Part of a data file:
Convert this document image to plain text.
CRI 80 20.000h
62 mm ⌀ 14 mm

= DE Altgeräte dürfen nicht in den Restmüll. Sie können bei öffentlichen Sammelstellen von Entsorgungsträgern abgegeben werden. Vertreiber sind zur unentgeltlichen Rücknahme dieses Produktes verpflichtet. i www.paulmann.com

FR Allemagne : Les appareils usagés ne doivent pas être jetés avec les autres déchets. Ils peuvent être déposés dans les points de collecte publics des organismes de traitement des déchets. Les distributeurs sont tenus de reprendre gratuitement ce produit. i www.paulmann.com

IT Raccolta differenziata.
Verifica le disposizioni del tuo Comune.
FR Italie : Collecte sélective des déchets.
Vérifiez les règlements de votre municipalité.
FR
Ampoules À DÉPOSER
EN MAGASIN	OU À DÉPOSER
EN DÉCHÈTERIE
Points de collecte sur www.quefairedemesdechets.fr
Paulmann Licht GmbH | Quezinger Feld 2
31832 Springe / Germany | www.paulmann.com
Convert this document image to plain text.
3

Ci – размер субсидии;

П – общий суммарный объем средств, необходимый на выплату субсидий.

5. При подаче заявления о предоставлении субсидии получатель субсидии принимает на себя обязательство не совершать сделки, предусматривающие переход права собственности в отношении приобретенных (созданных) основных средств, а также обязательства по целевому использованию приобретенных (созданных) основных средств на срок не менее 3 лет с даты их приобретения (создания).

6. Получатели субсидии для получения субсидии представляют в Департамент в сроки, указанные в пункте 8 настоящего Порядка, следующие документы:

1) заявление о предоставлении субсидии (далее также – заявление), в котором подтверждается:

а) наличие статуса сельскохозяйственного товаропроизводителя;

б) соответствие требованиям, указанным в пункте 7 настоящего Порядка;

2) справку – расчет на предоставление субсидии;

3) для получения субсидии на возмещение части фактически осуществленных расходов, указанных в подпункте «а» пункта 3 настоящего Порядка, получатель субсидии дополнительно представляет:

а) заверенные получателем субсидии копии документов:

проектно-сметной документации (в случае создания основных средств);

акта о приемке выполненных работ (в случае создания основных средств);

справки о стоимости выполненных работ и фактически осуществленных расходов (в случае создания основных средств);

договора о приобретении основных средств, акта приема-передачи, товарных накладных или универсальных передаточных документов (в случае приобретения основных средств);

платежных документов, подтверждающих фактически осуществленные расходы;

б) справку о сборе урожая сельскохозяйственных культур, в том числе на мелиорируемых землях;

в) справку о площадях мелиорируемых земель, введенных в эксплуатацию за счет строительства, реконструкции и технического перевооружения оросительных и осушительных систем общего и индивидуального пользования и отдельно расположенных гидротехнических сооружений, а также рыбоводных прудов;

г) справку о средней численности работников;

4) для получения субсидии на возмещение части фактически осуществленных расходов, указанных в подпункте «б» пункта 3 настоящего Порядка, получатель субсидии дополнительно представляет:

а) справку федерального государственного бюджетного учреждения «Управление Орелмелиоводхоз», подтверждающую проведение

TASK DIRECTIONS: Of the lines above, how many contain the word "части"? Provide the number and nothing else.

FINAL RESULT: 2